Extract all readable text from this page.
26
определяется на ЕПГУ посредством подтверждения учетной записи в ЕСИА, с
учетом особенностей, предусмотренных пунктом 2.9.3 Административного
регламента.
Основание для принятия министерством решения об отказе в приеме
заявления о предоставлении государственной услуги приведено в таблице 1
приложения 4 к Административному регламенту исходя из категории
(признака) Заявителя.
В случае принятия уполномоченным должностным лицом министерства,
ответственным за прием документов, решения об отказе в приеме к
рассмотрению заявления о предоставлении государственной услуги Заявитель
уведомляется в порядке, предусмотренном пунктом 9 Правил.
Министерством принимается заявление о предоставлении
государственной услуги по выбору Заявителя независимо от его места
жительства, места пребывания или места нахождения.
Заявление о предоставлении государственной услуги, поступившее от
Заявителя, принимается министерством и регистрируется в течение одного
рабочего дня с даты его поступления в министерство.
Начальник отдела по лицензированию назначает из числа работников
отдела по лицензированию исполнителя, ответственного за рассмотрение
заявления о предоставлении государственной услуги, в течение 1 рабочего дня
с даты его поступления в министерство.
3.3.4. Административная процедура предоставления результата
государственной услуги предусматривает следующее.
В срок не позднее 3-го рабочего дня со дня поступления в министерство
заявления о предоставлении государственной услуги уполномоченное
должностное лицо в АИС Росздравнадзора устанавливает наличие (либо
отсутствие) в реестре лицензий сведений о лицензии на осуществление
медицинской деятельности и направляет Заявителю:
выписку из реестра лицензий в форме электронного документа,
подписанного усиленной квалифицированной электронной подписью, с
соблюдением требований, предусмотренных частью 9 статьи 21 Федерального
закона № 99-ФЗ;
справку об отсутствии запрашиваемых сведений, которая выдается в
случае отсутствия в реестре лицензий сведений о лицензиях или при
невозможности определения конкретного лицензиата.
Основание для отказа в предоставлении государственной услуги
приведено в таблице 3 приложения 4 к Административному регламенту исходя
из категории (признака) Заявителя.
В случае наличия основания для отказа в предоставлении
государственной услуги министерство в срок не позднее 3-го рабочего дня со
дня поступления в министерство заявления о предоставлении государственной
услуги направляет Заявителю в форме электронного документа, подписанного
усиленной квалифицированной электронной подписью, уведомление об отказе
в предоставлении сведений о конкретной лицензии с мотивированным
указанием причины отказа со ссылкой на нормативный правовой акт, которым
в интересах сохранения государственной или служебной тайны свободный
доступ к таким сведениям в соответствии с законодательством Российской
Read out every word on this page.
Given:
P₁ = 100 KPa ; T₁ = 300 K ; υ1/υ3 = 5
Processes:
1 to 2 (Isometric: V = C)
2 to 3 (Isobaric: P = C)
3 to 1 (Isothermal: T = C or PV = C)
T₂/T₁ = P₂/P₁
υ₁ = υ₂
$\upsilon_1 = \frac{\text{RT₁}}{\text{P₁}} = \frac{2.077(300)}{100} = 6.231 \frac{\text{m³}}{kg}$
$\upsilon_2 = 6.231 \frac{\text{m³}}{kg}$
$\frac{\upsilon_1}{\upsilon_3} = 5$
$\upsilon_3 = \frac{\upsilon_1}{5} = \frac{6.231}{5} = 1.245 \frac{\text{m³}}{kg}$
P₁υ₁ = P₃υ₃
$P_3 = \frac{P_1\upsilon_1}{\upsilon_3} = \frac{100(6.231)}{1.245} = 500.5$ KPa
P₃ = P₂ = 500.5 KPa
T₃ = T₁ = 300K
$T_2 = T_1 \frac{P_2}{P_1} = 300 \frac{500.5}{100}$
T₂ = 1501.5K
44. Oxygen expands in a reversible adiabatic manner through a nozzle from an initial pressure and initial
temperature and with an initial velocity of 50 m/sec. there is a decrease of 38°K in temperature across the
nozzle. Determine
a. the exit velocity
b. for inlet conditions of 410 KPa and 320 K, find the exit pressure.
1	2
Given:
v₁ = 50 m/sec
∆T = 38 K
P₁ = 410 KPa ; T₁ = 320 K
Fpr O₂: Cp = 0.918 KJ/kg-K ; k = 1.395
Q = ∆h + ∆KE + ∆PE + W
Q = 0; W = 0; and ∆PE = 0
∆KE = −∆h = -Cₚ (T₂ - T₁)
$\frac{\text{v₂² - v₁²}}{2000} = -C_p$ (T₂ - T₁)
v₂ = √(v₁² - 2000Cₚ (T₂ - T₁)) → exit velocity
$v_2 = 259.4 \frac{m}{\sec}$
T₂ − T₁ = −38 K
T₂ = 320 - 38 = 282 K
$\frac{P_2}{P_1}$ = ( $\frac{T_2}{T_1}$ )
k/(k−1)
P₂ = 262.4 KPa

==

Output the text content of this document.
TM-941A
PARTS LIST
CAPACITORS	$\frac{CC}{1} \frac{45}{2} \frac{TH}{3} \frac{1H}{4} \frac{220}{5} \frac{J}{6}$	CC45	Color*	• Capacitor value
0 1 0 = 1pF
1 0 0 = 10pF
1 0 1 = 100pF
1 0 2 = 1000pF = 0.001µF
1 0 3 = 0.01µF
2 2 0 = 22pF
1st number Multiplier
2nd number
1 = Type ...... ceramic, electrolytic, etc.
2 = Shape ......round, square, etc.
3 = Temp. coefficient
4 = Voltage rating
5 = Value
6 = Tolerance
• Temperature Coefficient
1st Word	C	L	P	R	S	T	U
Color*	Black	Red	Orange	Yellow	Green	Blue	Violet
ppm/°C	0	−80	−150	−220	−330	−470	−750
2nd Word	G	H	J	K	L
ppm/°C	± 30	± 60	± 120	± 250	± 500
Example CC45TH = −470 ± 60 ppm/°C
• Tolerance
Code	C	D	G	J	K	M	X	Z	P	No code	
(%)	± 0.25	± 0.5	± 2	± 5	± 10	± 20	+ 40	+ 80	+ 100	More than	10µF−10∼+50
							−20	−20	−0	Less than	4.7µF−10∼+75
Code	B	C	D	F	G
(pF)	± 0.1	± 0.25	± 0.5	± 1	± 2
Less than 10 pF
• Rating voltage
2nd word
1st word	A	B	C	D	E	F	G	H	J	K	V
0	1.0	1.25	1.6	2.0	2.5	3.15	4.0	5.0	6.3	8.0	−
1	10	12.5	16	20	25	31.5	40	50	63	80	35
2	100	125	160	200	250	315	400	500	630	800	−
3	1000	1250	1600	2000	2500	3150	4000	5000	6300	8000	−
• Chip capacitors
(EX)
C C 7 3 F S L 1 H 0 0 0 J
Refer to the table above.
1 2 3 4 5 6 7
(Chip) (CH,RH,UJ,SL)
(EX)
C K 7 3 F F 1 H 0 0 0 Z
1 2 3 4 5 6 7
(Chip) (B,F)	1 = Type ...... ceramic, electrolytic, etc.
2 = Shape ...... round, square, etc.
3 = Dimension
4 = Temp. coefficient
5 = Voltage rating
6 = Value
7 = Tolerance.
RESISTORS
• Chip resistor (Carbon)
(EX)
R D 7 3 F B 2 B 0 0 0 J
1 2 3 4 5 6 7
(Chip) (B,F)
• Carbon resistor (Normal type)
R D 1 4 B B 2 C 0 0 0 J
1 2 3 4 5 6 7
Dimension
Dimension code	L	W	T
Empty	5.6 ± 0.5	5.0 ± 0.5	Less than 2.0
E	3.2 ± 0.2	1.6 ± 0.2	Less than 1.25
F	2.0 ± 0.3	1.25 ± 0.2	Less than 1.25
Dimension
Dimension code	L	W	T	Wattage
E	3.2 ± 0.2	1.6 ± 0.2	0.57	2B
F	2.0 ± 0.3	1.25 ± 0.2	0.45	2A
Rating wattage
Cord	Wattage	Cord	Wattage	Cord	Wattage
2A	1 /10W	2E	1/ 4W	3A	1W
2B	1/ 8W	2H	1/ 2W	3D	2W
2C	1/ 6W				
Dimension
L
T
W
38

- Short exercise -
Locate the word "отдела" in the entries, and copy every line where it is found.

- Written answer -
Начальник отдела по лицензированию назначает из числа работников
отдела по лицензированию исполнителя, ответственного за рассмотрение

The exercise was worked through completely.